(Collected data entries)

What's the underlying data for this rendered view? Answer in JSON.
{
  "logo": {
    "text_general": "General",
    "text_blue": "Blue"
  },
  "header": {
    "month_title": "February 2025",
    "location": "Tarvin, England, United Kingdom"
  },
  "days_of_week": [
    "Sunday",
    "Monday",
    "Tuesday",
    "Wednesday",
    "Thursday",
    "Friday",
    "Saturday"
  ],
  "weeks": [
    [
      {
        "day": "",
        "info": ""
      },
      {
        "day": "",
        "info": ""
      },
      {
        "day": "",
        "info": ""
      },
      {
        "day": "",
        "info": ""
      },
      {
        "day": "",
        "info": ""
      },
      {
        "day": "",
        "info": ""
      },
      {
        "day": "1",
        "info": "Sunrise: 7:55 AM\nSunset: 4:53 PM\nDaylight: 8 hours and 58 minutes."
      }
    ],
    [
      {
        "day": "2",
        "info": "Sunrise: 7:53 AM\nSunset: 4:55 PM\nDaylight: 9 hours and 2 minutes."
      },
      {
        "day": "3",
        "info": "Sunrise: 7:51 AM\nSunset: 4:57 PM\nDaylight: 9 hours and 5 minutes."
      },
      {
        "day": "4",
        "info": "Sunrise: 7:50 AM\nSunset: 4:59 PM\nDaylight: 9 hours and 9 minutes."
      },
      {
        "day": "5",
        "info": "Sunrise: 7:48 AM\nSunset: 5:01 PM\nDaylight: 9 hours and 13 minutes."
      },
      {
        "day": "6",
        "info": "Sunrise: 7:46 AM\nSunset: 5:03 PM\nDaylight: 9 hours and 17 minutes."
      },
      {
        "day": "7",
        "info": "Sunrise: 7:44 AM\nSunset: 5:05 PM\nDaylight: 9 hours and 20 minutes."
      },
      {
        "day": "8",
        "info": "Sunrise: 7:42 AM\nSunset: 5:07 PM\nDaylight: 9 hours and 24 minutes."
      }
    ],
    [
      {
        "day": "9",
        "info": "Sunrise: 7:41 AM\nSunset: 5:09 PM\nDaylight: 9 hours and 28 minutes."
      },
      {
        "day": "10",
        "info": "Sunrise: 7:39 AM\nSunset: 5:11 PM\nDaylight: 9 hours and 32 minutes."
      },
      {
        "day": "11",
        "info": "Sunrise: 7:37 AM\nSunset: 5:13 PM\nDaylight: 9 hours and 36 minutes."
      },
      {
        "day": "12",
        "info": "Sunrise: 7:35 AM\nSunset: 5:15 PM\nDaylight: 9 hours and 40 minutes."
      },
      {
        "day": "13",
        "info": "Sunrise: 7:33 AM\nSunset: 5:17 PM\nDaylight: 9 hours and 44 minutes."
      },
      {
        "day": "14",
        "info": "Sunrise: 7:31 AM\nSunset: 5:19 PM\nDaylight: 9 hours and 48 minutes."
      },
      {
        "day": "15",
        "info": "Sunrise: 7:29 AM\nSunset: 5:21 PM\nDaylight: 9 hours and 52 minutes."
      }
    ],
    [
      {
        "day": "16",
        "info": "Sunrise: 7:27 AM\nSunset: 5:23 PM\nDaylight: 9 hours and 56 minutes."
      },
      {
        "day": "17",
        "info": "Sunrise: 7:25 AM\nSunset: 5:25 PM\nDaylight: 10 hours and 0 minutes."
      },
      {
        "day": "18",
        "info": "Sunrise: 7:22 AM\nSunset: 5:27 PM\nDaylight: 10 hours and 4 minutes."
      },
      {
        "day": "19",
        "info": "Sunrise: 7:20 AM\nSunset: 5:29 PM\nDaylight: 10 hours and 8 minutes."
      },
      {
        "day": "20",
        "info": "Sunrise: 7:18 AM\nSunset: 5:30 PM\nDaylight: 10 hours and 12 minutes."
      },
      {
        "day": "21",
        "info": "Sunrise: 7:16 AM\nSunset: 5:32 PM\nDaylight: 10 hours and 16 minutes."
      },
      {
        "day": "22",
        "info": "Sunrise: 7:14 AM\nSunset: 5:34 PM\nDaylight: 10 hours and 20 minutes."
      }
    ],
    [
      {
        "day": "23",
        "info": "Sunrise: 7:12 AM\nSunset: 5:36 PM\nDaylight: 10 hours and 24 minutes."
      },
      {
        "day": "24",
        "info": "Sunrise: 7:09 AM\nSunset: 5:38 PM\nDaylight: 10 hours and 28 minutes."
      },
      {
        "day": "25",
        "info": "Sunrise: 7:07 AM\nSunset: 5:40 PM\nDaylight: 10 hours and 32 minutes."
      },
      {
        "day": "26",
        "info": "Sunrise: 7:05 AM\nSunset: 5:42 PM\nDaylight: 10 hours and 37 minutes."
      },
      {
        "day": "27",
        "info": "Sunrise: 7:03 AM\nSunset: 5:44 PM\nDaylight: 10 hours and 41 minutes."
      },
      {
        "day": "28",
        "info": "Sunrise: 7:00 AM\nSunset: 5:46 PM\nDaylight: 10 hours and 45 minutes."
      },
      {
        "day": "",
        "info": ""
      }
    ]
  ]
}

WHAT THE TASK REQUIRES ▸
Copy the data above exactly. Every line must be included.

FINAL RESULT ▸
What's the underlying data for this rendered view? Answer in JSON.
{
  "logo": {
    "text_general": "General",
    "text_blue": "Blue"
  },
  "header": {
    "month_title": "February 2025",
    "location": "Tarvin, England, United Kingdom"
  },
  "days_of_week": [
    "Sunday",
    "Monday",
    "Tuesday",
    "Wednesday",
    "Thursday",
    "Friday",
    "Saturday"
  ],
  "weeks": [
    [
      {
        "day": "",
        "info": ""
      },
      {
        "day": "",
        "info": ""
      },
      {
        "day": "",
        "info": ""
      },
      {
        "day": "",
        "info": ""
      },
      {
        "day": "",
        "info": ""
      },
      {
        "day": "",
        "info": ""
      },
      {
        "day": "1",
        "info": "Sunrise: 7:55 AM\nSunset: 4:53 PM\nDaylight: 8 hours and 58 minutes."
      }
    ],
    [
      {
        "day": "2",
        "info": "Sunrise: 7:53 AM\nSunset: 4:55 PM\nDaylight: 9 hours and 2 minutes."
      },
      {
        "day": "3",
        "info": "Sunrise: 7:51 AM\nSunset: 4:57 PM\nDaylight: 9 hours and 5 minutes."
      },
      {
        "day": "4",
        "info": "Sunrise: 7:50 AM\nSunset: 4:59 PM\nDaylight: 9 hours and 9 minutes."
      },
      {
        "day": "5",
        "info": "Sunrise: 7:48 AM\nSunset: 5:01 PM\nDaylight: 9 hours and 13 minutes."
      },
      {
        "day": "6",
        "info": "Sunrise: 7:46 AM\nSunset: 5:03 PM\nDaylight: 9 hours and 17 minutes."
      },
      {
        "day": "7",
        "info": "Sunrise: 7:44 AM\nSunset: 5:05 PM\nDaylight: 9 hours and 20 minutes."
      },
      {
        "day": "8",
        "info": "Sunrise: 7:42 AM\nSunset: 5:07 PM\nDaylight: 9 hours and 24 minutes."
      }
    ],
    [
      {
        "day": "9",
        "info": "Sunrise: 7:41 AM\nSunset: 5:09 PM\nDaylight: 9 hours and 28 minutes."
      },
      {
        "day": "10",
        "info": "Sunrise: 7:39 AM\nSunset: 5:11 PM\nDaylight: 9 hours and 32 minutes."
      },
      {
        "day": "11",
        "info": "Sunrise: 7:37 AM\nSunset: 5:13 PM\nDaylight: 9 hours and 36 minutes."
      },
      {
        "day": "12",
        "info": "Sunrise: 7:35 AM\nSunset: 5:15 PM\nDaylight: 9 hours and 40 minutes."
      },
      {
        "day": "13",
        "info": "Sunrise: 7:33 AM\nSunset: 5:17 PM\nDaylight: 9 hours and 44 minutes."
      },
      {
        "day": "14",
        "info": "Sunrise: 7:31 AM\nSunset: 5:19 PM\nDaylight: 9 hours and 48 minutes."
      },
      {
        "day": "15",
        "info": "Sunrise: 7:29 AM\nSunset: 5:21 PM\nDaylight: 9 hours and 52 minutes."
      }
    ],
    [
      {
        "day": "16",
        "info": "Sunrise: 7:27 AM\nSunset: 5:23 PM\nDaylight: 9 hours and 56 minutes."
      },
      {
        "day": "17",
        "info": "Sunrise: 7:25 AM\nSunset: 5:25 PM\nDaylight: 10 hours and 0 minutes."
      },
      {
        "day": "18",
        "info": "Sunrise: 7:22 AM\nSunset: 5:27 PM\nDaylight: 10 hours and 4 minutes."
      },
      {
        "day": "19",
        "info": "Sunrise: 7:20 AM\nSunset: 5:29 PM\nDaylight: 10 hours and 8 minutes."
      },
      {
        "day": "20",
        "info": "Sunrise: 7:18 AM\nSunset: 5:30 PM\nDaylight: 10 hours and 12 minutes."
      },
      {
        "day": "21",
        "info": "Sunrise: 7:16 AM\nSunset: 5:32 PM\nDaylight: 10 hours and 16 minutes."
      },
      {
        "day": "22",
        "info": "Sunrise: 7:14 AM\nSunset: 5:34 PM\nDaylight: 10 hours and 20 minutes."
      }
    ],
    [
      {
        "day": "23",
        "info": "Sunrise: 7:12 AM\nSunset: 5:36 PM\nDaylight: 10 hours and 24 minutes."
      },
      {
        "day": "24",
        "info": "Sunrise: 7:09 AM\nSunset: 5:38 PM\nDaylight: 10 hours and 28 minutes."
      },
      {
        "day": "25",
        "info": "Sunrise: 7:07 AM\nSunset: 5:40 PM\nDaylight: 10 hours and 32 minutes."
      },
      {
        "day": "26",
        "info": "Sunrise: 7:05 AM\nSunset: 5:42 PM\nDaylight: 10 hours and 37 minutes."
      },
      {
        "day": "27",
        "info": "Sunrise: 7:03 AM\nSunset: 5:44 PM\nDaylight: 10 hours and 41 minutes."
      },
      {
        "day": "28",
        "info": "Sunrise: 7:00 AM\nSunset: 5:46 PM\nDaylight: 10 hours and 45 minutes."
      },
      {
        "day": "",
        "info": ""
      }
    ]
  ]
}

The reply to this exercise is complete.